── Data for this task

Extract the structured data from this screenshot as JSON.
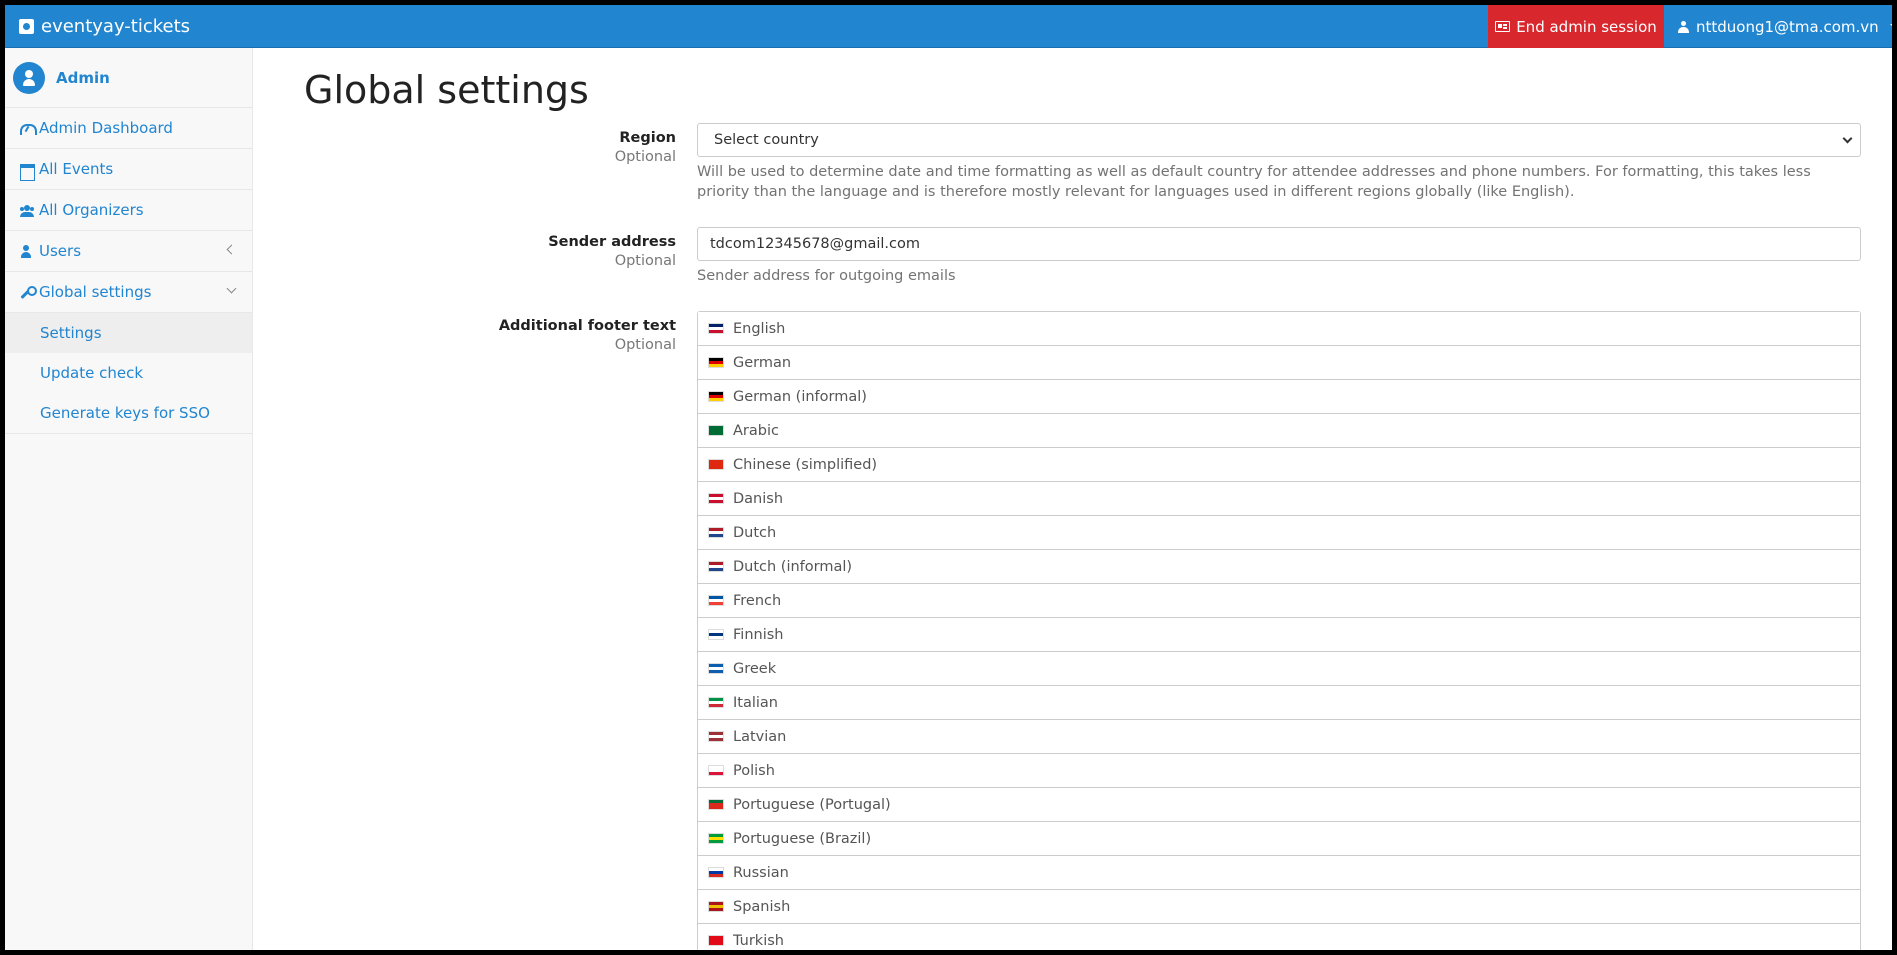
{
  "topnav": {
    "brand": "eventyay-tickets",
    "end_session": "End admin session",
    "user_email": "nttduong1@tma.com.vn"
  },
  "sidebar": {
    "admin_name": "Admin",
    "items": [
      {
        "label": "Admin Dashboard",
        "icon": "dashboard-icon"
      },
      {
        "label": "All Events",
        "icon": "calendar-icon"
      },
      {
        "label": "All Organizers",
        "icon": "users-icon"
      },
      {
        "label": "Users",
        "icon": "user-icon"
      },
      {
        "label": "Global settings",
        "icon": "wrench-icon"
      }
    ],
    "sub_items": [
      {
        "label": "Settings",
        "active": true
      },
      {
        "label": "Update check",
        "active": false
      },
      {
        "label": "Generate keys for SSO",
        "active": false
      }
    ]
  },
  "main": {
    "title": "Global settings",
    "region": {
      "label": "Region",
      "optional": "Optional",
      "value": "Select country",
      "help": "Will be used to determine date and time formatting as well as default country for attendee addresses and phone numbers. For formatting, this takes less priority than the language and is therefore mostly relevant for languages used in different regions globally (like English)."
    },
    "sender": {
      "label": "Sender address",
      "optional": "Optional",
      "value": "tdcom12345678@gmail.com",
      "help": "Sender address for outgoing emails"
    },
    "footer": {
      "label": "Additional footer text",
      "optional": "Optional",
      "languages": [
        {
          "name": "English",
          "flag": [
            "#012169",
            "#ffffff",
            "#c8102e"
          ]
        },
        {
          "name": "German",
          "flag": [
            "#000000",
            "#dd0000",
            "#ffce00"
          ]
        },
        {
          "name": "German (informal)",
          "flag": [
            "#000000",
            "#dd0000",
            "#ffce00"
          ]
        },
        {
          "name": "Arabic",
          "flag": [
            "#006c35",
            "#006c35",
            "#006c35"
          ]
        },
        {
          "name": "Chinese (simplified)",
          "flag": [
            "#de2910",
            "#de2910",
            "#de2910"
          ]
        },
        {
          "name": "Danish",
          "flag": [
            "#c8102e",
            "#ffffff",
            "#c8102e"
          ]
        },
        {
          "name": "Dutch",
          "flag": [
            "#ae1c28",
            "#ffffff",
            "#21468b"
          ]
        },
        {
          "name": "Dutch (informal)",
          "flag": [
            "#ae1c28",
            "#ffffff",
            "#21468b"
          ]
        },
        {
          "name": "French",
          "flag": [
            "#0055a4",
            "#ffffff",
            "#ef4135"
          ]
        },
        {
          "name": "Finnish",
          "flag": [
            "#ffffff",
            "#003580",
            "#ffffff"
          ]
        },
        {
          "name": "Greek",
          "flag": [
            "#0d5eaf",
            "#ffffff",
            "#0d5eaf"
          ]
        },
        {
          "name": "Italian",
          "flag": [
            "#009246",
            "#ffffff",
            "#ce2b37"
          ]
        },
        {
          "name": "Latvian",
          "flag": [
            "#9e3039",
            "#ffffff",
            "#9e3039"
          ]
        },
        {
          "name": "Polish",
          "flag": [
            "#ffffff",
            "#ffffff",
            "#dc143c"
          ]
        },
        {
          "name": "Portuguese (Portugal)",
          "flag": [
            "#046a38",
            "#da291c",
            "#da291c"
          ]
        },
        {
          "name": "Portuguese (Brazil)",
          "flag": [
            "#009c3b",
            "#ffdf00",
            "#009c3b"
          ]
        },
        {
          "name": "Russian",
          "flag": [
            "#ffffff",
            "#0039a6",
            "#d52b1e"
          ]
        },
        {
          "name": "Spanish",
          "flag": [
            "#aa151b",
            "#f1bf00",
            "#aa151b"
          ]
        },
        {
          "name": "Turkish",
          "flag": [
            "#e30a17",
            "#e30a17",
            "#e30a17"
          ]
        }
      ]
    }
  }
}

────

● Task requirements: Show all lines above holding "languages".

● Final result:
      "help": "Will be used to determine date and time formatting as well as default country for attendee addresses and phone numbers. For formatting, this takes less priority than the language and is therefore mostly relevant for languages used in different regions globally (like English)."
      "languages": [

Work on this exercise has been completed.